Task brief =
Please reproduce every record, keeping each one exactly as written.

Records shown =

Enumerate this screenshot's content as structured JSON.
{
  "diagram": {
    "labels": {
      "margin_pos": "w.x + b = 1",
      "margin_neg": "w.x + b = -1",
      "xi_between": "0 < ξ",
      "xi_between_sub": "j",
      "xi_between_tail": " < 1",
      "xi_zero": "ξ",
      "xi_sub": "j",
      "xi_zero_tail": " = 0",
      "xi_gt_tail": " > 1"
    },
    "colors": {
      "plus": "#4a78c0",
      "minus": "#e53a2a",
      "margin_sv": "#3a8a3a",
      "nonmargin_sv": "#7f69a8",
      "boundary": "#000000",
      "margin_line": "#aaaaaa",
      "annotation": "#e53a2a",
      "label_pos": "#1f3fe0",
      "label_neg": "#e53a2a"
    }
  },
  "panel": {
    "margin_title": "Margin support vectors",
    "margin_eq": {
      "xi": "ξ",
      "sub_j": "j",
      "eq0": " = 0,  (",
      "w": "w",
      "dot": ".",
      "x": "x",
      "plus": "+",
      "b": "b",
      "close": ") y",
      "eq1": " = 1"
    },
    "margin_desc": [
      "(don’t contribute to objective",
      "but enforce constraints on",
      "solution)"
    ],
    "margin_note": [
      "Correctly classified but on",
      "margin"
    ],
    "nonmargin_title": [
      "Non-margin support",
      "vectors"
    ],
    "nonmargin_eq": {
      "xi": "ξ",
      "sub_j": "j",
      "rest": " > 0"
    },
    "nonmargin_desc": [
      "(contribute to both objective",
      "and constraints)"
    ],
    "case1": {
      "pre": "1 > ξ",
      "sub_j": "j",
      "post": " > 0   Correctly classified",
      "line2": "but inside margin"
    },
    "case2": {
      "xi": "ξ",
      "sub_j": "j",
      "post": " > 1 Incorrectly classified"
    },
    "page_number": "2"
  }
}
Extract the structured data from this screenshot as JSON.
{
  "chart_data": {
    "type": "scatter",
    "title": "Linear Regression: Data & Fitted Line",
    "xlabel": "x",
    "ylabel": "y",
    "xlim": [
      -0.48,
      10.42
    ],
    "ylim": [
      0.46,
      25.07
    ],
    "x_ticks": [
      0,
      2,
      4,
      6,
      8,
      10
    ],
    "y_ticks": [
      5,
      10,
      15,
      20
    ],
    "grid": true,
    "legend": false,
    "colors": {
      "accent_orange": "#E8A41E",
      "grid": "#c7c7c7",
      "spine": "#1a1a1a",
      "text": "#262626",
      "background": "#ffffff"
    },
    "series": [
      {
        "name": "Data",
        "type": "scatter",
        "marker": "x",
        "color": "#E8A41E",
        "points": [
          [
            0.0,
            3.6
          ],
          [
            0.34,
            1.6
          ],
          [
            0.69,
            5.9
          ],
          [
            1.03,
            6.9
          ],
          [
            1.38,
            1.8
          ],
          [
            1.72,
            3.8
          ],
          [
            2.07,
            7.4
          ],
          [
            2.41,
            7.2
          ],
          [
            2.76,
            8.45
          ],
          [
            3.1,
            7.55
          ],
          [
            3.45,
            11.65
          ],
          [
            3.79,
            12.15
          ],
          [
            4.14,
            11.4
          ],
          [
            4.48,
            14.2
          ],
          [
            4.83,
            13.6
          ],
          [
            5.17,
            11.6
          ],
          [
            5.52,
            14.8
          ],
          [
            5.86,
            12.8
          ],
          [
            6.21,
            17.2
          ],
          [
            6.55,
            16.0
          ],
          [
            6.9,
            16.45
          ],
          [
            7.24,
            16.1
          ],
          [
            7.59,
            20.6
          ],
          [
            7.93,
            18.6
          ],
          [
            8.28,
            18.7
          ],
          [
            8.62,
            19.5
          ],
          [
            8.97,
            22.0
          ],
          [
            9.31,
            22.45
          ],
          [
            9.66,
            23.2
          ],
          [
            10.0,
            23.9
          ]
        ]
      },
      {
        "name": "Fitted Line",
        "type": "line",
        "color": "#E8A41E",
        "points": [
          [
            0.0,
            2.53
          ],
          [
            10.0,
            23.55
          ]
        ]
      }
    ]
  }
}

In response =
Enumerate this screenshot's content as structured JSON.
{
  "diagram": {
    "labels": {
      "margin_pos": "w.x + b = 1",
      "margin_neg": "w.x + b = -1",
      "xi_between": "0 < ξ",
      "xi_between_sub": "j",
      "xi_between_tail": " < 1",
      "xi_zero": "ξ",
      "xi_sub": "j",
      "xi_zero_tail": " = 0",
      "xi_gt_tail": " > 1"
    },
    "colors": {
      "plus": "#4a78c0",
      "minus": "#e53a2a",
      "margin_sv": "#3a8a3a",
      "nonmargin_sv": "#7f69a8",
      "boundary": "#000000",
      "margin_line": "#aaaaaa",
      "annotation": "#e53a2a",
      "label_pos": "#1f3fe0",
      "label_neg": "#e53a2a"
    }
  },
  "panel": {
    "margin_title": "Margin support vectors",
    "margin_eq": {
      "xi": "ξ",
      "sub_j": "j",
      "eq0": " = 0,  (",
      "w": "w",
      "dot": ".",
      "x": "x",
      "plus": "+",
      "b": "b",
      "close": ") y",
      "eq1": " = 1"
    },
    "margin_desc": [
      "(don’t contribute to objective",
      "but enforce constraints on",
      "solution)"
    ],
    "margin_note": [
      "Correctly classified but on",
      "margin"
    ],
    "nonmargin_title": [
      "Non-margin support",
      "vectors"
    ],
    "nonmargin_eq": {
      "xi": "ξ",
      "sub_j": "j",
      "rest": " > 0"
    },
    "nonmargin_desc": [
      "(contribute to both objective",
      "and constraints)"
    ],
    "case1": {
      "pre": "1 > ξ",
      "sub_j": "j",
      "post": " > 0   Correctly classified",
      "line2": "but inside margin"
    },
    "case2": {
      "xi": "ξ",
      "sub_j": "j",
      "post": " > 1 Incorrectly classified"
    },
    "page_number": "2"
  }
}
Extract the structured data from this screenshot as JSON.
{
  "chart_data": {
    "type": "scatter",
    "title": "Linear Regression: Data & Fitted Line",
    "xlabel": "x",
    "ylabel": "y",
    "xlim": [
      -0.48,
      10.42
    ],
    "ylim": [
      0.46,
      25.07
    ],
    "x_ticks": [
      0,
      2,
      4,
      6,
      8,
      10
    ],
    "y_ticks": [
      5,
      10,
      15,
      20
    ],
    "grid": true,
    "legend": false,
    "colors": {
      "accent_orange": "#E8A41E",
      "grid": "#c7c7c7",
      "spine": "#1a1a1a",
      "text": "#262626",
      "background": "#ffffff"
    },
    "series": [
      {
        "name": "Data",
        "type": "scatter",
        "marker": "x",
        "color": "#E8A41E",
        "points": [
          [
            0.0,
            3.6
          ],
          [
            0.34,
            1.6
          ],
          [
            0.69,
            5.9
          ],
          [
            1.03,
            6.9
          ],
          [
            1.38,
            1.8
          ],
          [
            1.72,
            3.8
          ],
          [
            2.07,
            7.4
          ],
          [
            2.41,
            7.2
          ],
          [
            2.76,
            8.45
          ],
          [
            3.1,
            7.55
          ],
          [
            3.45,
            11.65
          ],
          [
            3.79,
            12.15
          ],
          [
            4.14,
            11.4
          ],
          [
            4.48,
            14.2
          ],
          [
            4.83,
            13.6
          ],
          [
            5.17,
            11.6
          ],
          [
            5.52,
            14.8
          ],
          [
            5.86,
            12.8
          ],
          [
            6.21,
            17.2
          ],
          [
            6.55,
            16.0
          ],
          [
            6.9,
            16.45
          ],
          [
            7.24,
            16.1
          ],
          [
            7.59,
            20.6
          ],
          [
            7.93,
            18.6
          ],
          [
            8.28,
            18.7
          ],
          [
            8.62,
            19.5
          ],
          [
            8.97,
            22.0
          ],
          [
            9.31,
            22.45
          ],
          [
            9.66,
            23.2
          ],
          [
            10.0,
            23.9
          ]
        ]
      },
      {
        "name": "Fitted Line",
        "type": "line",
        "color": "#E8A41E",
        "points": [
          [
            0.0,
            2.53
          ],
          [
            10.0,
            23.55
          ]
        ]
      }
    ]
  }
}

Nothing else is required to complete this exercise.